REQUIREMENTS: Wherever a line holds the word "color", copy that line out.

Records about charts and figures
========

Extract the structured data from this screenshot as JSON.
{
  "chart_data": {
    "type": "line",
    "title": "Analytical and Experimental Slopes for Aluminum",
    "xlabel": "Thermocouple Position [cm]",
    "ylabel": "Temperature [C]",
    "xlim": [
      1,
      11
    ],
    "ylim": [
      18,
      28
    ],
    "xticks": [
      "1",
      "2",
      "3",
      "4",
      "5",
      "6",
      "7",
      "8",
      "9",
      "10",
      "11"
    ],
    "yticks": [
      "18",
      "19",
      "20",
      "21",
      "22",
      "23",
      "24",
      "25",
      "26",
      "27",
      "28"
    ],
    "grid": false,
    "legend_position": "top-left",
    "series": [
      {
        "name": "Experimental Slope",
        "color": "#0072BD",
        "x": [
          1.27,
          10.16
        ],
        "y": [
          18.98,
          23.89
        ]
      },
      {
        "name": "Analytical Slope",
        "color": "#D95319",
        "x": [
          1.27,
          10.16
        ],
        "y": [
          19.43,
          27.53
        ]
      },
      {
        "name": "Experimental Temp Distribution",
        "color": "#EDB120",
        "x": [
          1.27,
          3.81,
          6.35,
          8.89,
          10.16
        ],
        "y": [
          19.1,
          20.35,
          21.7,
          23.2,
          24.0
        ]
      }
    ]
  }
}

========

REPLY:
        "color": "#0072BD",
        "color": "#D95319",
        "color": "#EDB120",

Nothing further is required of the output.